- **Material supplied**:
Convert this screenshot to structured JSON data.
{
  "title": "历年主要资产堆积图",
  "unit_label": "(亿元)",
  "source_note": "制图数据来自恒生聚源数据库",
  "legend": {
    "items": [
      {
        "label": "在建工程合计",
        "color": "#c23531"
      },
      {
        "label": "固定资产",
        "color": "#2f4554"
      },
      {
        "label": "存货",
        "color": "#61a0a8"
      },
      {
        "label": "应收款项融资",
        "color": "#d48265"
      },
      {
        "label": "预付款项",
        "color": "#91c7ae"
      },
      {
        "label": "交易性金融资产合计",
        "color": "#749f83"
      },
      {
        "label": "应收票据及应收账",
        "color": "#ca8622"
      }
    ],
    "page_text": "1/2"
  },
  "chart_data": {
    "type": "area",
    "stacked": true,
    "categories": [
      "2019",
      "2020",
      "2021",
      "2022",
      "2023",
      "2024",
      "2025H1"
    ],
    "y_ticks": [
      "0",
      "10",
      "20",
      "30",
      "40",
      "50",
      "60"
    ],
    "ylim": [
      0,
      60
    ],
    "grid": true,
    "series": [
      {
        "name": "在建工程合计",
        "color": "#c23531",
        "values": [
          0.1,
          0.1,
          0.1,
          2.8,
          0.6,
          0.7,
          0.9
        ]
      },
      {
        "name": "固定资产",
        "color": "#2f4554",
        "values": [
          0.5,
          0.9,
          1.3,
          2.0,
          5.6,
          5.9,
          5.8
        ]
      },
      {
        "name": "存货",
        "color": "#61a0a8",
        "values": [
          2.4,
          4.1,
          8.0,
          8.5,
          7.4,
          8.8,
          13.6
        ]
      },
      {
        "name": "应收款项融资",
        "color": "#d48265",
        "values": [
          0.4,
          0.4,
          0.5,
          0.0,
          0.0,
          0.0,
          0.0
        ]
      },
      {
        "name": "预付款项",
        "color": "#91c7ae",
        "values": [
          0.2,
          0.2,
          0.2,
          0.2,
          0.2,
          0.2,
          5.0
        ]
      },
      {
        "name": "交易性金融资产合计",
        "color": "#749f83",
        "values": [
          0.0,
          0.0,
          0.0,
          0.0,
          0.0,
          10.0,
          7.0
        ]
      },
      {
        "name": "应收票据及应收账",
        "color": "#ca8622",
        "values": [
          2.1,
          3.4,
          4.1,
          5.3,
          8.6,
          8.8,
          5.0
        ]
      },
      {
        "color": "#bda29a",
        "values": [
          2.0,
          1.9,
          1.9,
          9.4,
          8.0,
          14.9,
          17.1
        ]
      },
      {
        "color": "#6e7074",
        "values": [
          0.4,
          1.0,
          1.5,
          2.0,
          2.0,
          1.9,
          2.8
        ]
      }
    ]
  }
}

--

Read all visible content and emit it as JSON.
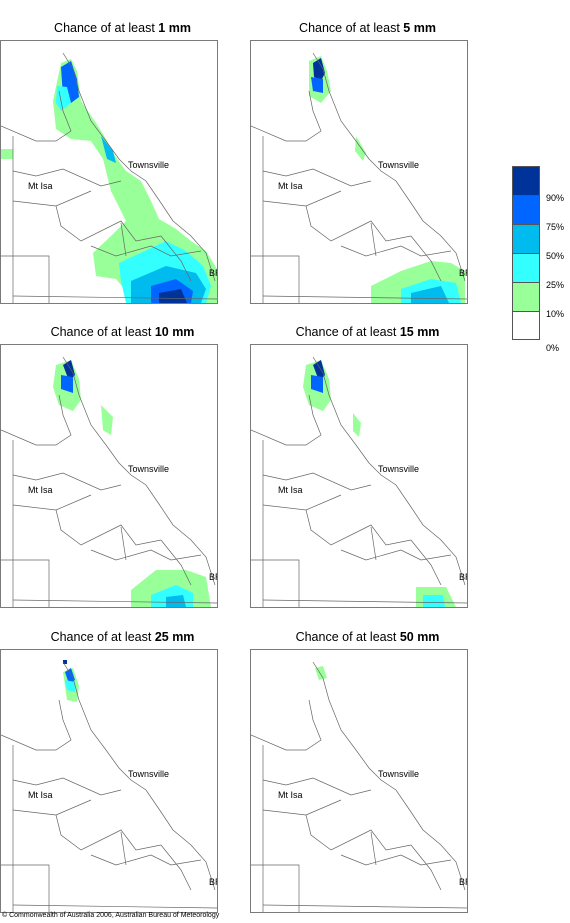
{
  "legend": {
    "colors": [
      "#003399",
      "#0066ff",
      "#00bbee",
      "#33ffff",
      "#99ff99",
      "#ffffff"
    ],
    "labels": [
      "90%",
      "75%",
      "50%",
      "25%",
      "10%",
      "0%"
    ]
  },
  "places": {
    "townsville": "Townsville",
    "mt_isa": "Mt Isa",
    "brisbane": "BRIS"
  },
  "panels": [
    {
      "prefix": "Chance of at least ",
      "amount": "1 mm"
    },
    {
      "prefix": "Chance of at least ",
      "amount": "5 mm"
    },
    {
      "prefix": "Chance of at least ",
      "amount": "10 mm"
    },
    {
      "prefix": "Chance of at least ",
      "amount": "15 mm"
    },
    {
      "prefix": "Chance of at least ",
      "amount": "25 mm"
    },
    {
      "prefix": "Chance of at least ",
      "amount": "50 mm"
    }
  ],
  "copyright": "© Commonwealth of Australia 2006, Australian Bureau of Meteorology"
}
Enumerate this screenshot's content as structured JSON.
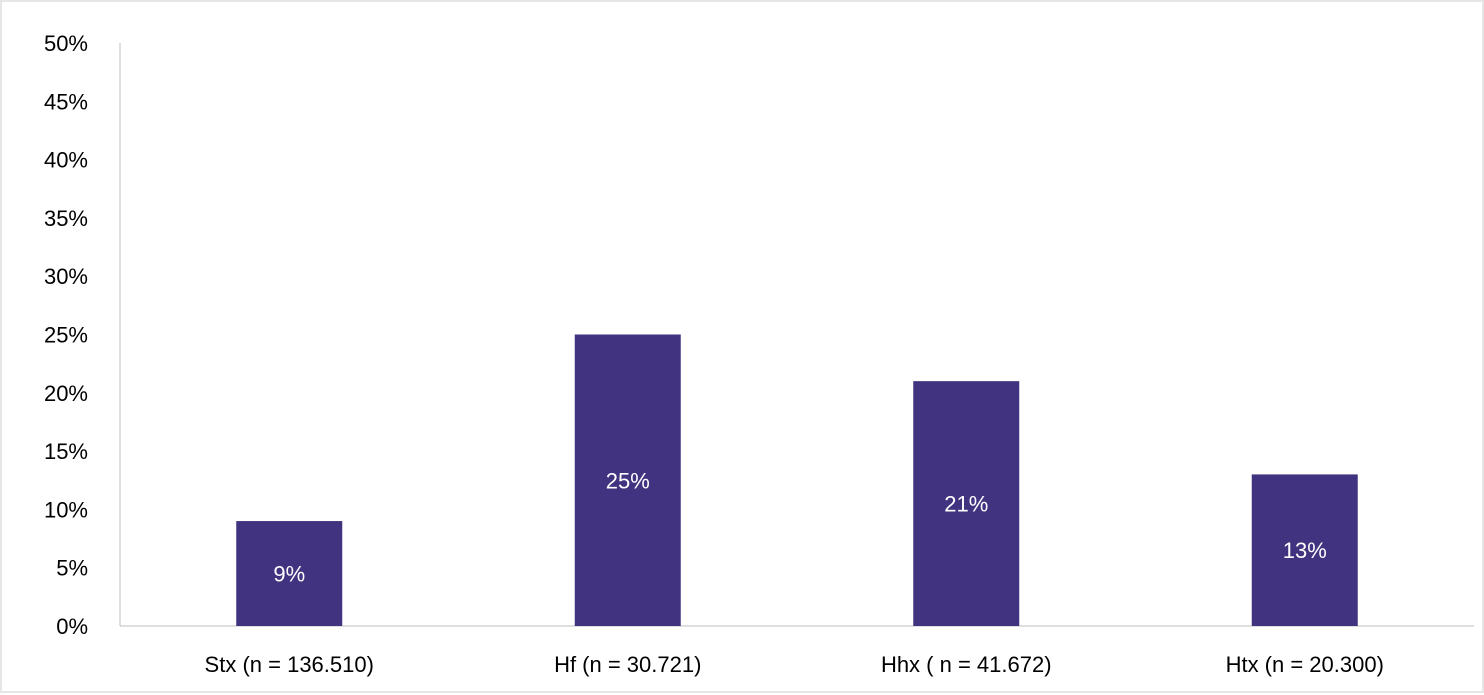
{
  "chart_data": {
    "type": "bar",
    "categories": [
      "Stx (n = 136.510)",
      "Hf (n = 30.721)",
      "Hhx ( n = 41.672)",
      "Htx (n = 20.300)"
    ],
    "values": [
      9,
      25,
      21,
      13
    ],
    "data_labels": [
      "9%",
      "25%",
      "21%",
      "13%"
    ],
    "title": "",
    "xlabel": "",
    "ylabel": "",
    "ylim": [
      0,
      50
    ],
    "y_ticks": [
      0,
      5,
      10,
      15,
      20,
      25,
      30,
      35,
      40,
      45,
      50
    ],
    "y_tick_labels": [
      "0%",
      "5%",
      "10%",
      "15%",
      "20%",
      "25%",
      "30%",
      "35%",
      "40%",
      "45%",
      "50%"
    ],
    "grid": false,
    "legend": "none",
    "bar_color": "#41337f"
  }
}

* * *

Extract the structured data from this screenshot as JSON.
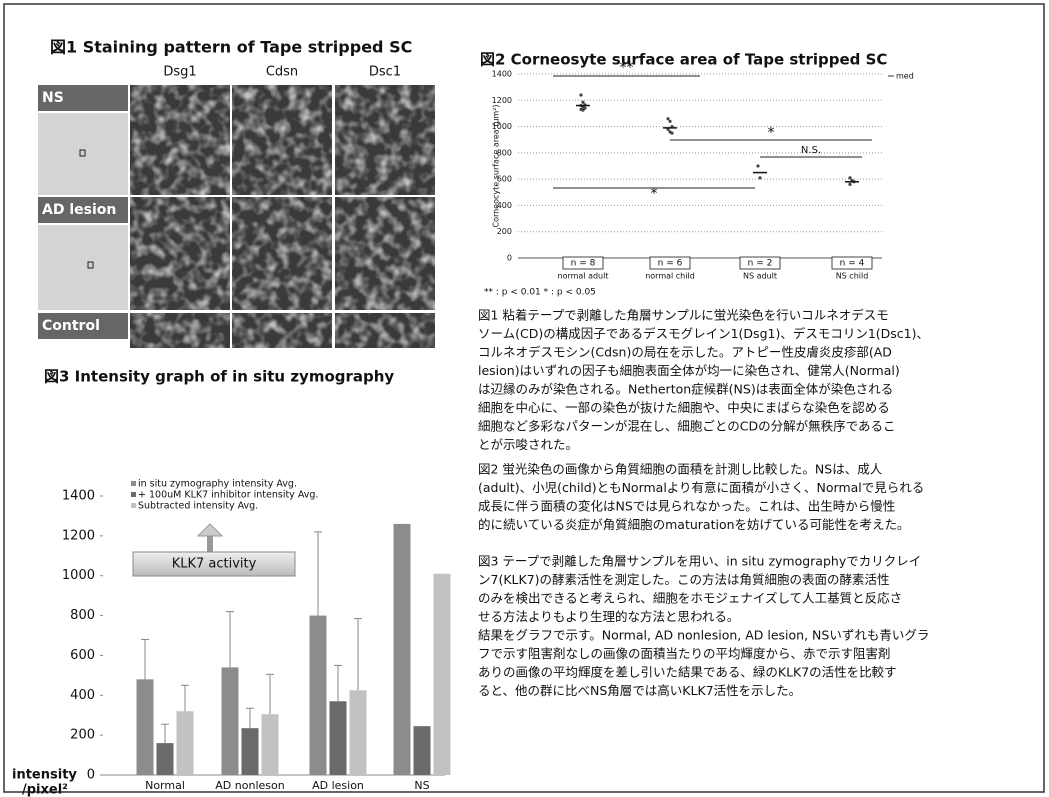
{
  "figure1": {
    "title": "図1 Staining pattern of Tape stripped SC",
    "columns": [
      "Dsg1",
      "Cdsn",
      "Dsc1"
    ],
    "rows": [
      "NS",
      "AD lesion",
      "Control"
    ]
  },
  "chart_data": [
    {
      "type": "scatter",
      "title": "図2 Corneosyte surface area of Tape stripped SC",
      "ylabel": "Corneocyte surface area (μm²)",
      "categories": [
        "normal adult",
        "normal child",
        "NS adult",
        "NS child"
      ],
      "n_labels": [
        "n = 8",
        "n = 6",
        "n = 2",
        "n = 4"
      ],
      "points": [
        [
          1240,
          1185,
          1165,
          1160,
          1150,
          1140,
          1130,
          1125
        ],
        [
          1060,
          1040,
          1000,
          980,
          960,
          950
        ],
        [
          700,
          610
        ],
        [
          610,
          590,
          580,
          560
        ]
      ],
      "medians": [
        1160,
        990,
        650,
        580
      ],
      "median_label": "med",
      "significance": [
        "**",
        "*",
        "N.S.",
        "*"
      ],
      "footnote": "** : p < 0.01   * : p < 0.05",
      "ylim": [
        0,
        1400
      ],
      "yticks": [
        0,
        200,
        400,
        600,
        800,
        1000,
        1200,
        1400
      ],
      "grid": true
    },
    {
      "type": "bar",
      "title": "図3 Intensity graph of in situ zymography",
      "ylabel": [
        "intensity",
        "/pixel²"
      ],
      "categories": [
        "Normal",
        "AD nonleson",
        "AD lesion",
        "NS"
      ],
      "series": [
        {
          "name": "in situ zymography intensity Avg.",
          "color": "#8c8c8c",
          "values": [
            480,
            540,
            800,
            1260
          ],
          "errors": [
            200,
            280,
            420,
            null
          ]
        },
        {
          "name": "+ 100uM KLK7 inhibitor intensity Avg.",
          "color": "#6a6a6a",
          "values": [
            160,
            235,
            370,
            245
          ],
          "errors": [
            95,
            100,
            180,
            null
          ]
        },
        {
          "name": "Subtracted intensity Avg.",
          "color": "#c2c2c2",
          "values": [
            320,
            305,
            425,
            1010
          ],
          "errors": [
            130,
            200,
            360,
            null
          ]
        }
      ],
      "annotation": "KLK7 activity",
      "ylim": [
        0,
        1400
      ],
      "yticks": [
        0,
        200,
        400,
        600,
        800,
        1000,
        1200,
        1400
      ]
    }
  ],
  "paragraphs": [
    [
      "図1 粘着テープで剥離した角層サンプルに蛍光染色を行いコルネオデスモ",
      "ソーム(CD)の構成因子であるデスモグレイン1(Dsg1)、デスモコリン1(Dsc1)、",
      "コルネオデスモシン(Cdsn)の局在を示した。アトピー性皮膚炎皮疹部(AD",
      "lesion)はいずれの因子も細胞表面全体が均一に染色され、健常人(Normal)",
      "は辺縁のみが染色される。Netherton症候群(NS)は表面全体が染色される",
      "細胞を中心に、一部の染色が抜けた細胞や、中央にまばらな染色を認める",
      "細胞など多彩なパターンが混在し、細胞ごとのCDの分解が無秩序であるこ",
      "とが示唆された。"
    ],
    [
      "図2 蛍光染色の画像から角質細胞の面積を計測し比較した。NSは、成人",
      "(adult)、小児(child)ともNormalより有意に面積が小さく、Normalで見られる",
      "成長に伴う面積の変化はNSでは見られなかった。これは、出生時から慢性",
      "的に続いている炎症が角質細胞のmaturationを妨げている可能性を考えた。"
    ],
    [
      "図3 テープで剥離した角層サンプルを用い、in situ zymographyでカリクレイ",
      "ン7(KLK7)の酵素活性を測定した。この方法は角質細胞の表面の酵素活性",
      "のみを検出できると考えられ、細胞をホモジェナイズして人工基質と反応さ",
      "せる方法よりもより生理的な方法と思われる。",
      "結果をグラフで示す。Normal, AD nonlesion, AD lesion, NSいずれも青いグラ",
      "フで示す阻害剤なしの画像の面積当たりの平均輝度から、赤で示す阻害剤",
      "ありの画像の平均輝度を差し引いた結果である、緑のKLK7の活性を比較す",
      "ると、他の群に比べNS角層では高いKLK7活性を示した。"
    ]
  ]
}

- **Direction**: Copy every line of the records above that holds the word "stripped".

- **Complete answer**:
    "title": "図1 Staining pattern of Tape stripped SC",
      "title": "図2 Corneosyte surface area of Tape stripped SC",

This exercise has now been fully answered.